▶ [Stored rows]:
——————————

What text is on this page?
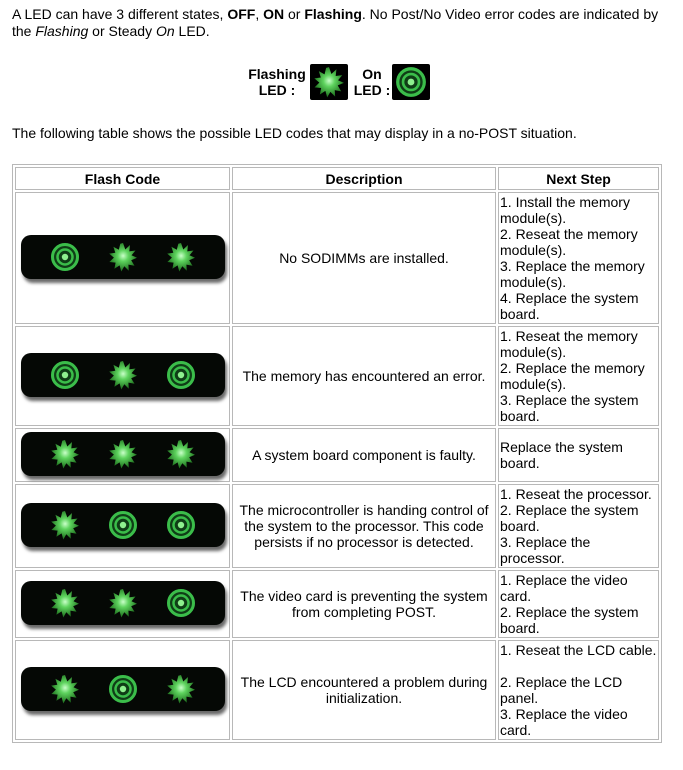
A LED can have 3 different states, OFF, ON or Flashing. No Post/No Video error codes are indicated by the Flashing or Steady On LED.
Flashing
LED :
On
LED :
The following table shows the possible LED codes that may display in a no-POST situation.
Flash Code	Description	Next Step

	No SODIMMs are installed.	1. Install the memory module(s).
2. Reseat the memory module(s).
3. Replace the memory module(s).
4. Replace the system board.

	The memory has encountered an error.	1. Reseat the memory module(s).
2. Replace the memory module(s).
3. Replace the system board.

	A system board component is faulty.	Replace the system board.

	The microcontroller is handing control of the system to the processor. This code persists if no processor is detected.	1. Reseat the processor.
2. Replace the system board.
3. Replace the processor.

	The video card is preventing the system from completing POST.	1. Replace the video card.
2. Replace the system board.

	The LCD encountered a problem during initialization.	1. Reseat the LCD cable.
2. Replace the LCD panel.
3. Replace the video card.
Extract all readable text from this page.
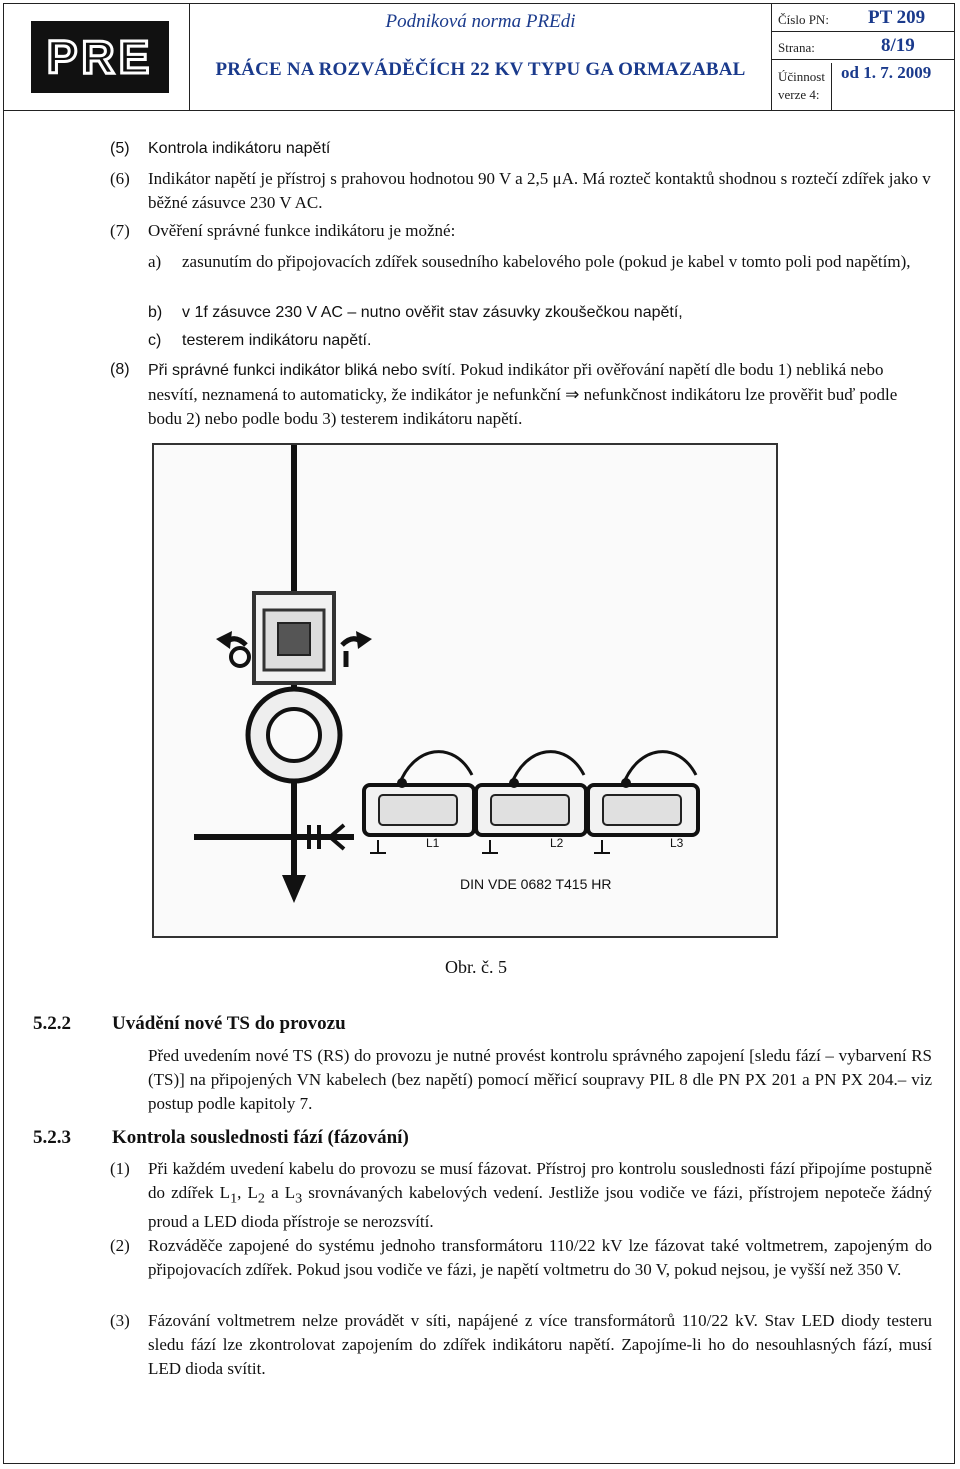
PRE
Podniková norma PREdi
PRÁCE NA ROZVÁDĚČÍCH 22 KV TYPU GA ORMAZABAL
Číslo PN: PT 209
Strana:	8/19
Účinnost od 1. 7. 2009
verze 4:
(5) Kontrola indikátoru napětí
(6) Indikátor napětí je přístroj s prahovou hodnotou 90 V a 2,5 μA. Má rozteč kontaktů shodnou s roztečí zdířek jako v běžné zásuvce 230 V AC.
(7) Ověření správné funkce indikátoru je možné:
a) zasunutím do připojovacích zdířek sousedního kabelového pole (pokud je kabel v tomto poli pod napětím),
b) v 1f zásuvce 230 V AC – nutno ověřit stav zásuvky zkoušečkou napětí,
c) testerem indikátoru napětí.
(8) Při správné funkci indikátor bliká nebo svítí. Pokud indikátor při ověřování napětí dle bodu 1) nebliká nebo nesvítí, neznamená to automaticky, že indikátor je nefunkční ⇒ nefunkčnost indikátoru lze prověřit buď podle bodu 2) nebo podle bodu 3) testerem indikátoru napětí.
L1	L2	L3
DIN VDE 0682 T415 HR
Obr. č. 5
5.2.2 Uvádění nové TS do provozu
Před uvedením nové TS (RS) do provozu je nutné provést kontrolu správného zapojení [sledu fází – vybarvení RS (TS)] na připojených VN kabelech (bez napětí) pomocí měřicí soupravy PIL 8 dle PN PX 201 a PN PX 204.– viz postup podle kapitoly 7.
5.2.3 Kontrola souslednosti fází (fázování)
(1) Při každém uvedení kabelu do provozu se musí fázovat. Přístroj pro kontrolu souslednosti fází připojíme postupně do zdířek $L_1$, $L_2$ a $L_3$ srovnávaných kabelových vedení. Jestliže jsou vodiče ve fázi, přístrojem nepoteče žádný proud a LED dioda přístroje se nerozsvítí.
(2) Rozváděče zapojené do systému jednoho transformátoru 110/22 kV lze fázovat také voltmetrem, zapojeným do připojovacích zdířek. Pokud jsou vodiče ve fázi, je napětí voltmetru do 30 V, pokud nejsou, je vyšší než 350 V.
(3) Fázování voltmetrem nelze provádět v síti, napájené z více transformátorů 110/22 kV. Stav LED diody testeru sledu fází lze zkontrolovat zapojením do zdířek indikátoru napětí. Zapojíme-li ho do nesouhlasných fází, musí LED dioda svítit.
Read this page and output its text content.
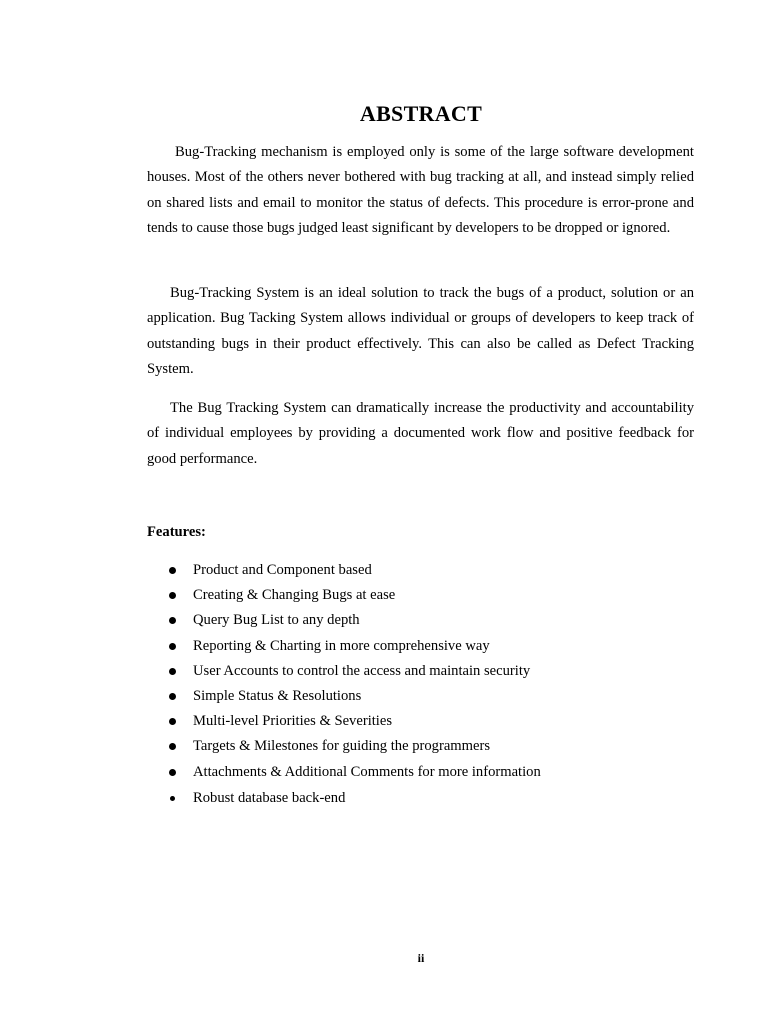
ABSTRACT

Bug-Tracking mechanism is employed only is some of the large software development houses. Most of the others never bothered with bug tracking at all, and instead simply relied on shared lists and email to monitor the status of defects. This procedure is error-prone and tends to cause those bugs judged least significant by developers to be dropped or ignored.

Bug-Tracking System is an ideal solution to track the bugs of a product, solution or an application. Bug Tacking System allows individual or groups of developers to keep track of outstanding bugs in their product effectively. This can also be called as Defect Tracking System.

The Bug Tracking System can dramatically increase the productivity and accountability of individual employees by providing a documented work flow and positive feedback for good performance.

Features:
Product and Component based
Creating & Changing Bugs at ease
Query Bug List to any depth
Reporting & Charting in more comprehensive way
User Accounts to control the access and maintain security
Simple Status & Resolutions
Multi-level Priorities & Severities
Targets & Milestones for guiding the programmers
Attachments & Additional Comments for more information
Robust database back-end
ii
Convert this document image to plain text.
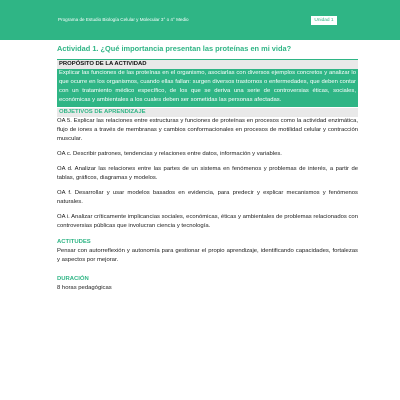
Programa de Estudio Biología Celular y Molecular 3° o 4° Medio	Unidad 1
Actividad 1. ¿Qué importancia presentan las proteínas en mi vida?
PROPÓSITO DE LA ACTIVIDAD
Explicar las funciones de las proteínas en el organismo, asociarlas con diversos ejemplos concretos y analizar lo que ocurre en los organismos, cuando ellas fallan: surgen diversos trastornos o enfermedades, que deben contar con un tratamiento médico específico, de los que se deriva una serie de controversias éticas, sociales, económicas y ambientales a los cuales deben ser sometidas las personas afectadas.
OBJETIVOS DE APRENDIZAJE

OA 5. Explicar las relaciones entre estructuras y funciones de proteínas en procesos como la actividad enzimática, flujo de iones a través de membranas y cambios conformacionales en procesos de motilidad celular y contracción muscular.

OA c. Describir patrones, tendencias y relaciones entre datos, información y variables.

OA d. Analizar las relaciones entre las partes de un sistema en fenómenos y problemas de interés, a partir de tablas, gráficos, diagramas y modelos.

OA f. Desarrollar y usar modelos basados en evidencia, para predecir y explicar mecanismos y fenómenos naturales.

OA i. Analizar críticamente implicancias sociales, económicas, éticas y ambientales de problemas relacionados con controversias públicas que involucran ciencia y tecnología.

ACTITUDES

Pensar con autorreflexión y autonomía para gestionar el propio aprendizaje, identificando capacidades, fortalezas y aspectos por mejorar.

DURACIÓN

8 horas pedagógicas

——————————

▶ [Task to complete]: Return from the data every line that holds "dioda".

▶ [Solution below]:
(1) Při každém uvedení kabelu do provozu se musí fázovat. Přístroj pro kontrolu souslednosti fází připojíme postupně do zdířek $L_1$, $L_2$ a $L_3$ srovnávaných kabelových vedení. Jestliže jsou vodiče ve fázi, přístrojem nepoteče žádný proud a LED dioda přístroje se nerozsvítí.
(3) Fázování voltmetrem nelze provádět v síti, napájené z více transformátorů 110/22 kV. Stav LED diody testeru sledu fází lze zkontrolovat zapojením do zdířek indikátoru napětí. Zapojíme-li ho do nesouhlasných fází, musí LED dioda svítit.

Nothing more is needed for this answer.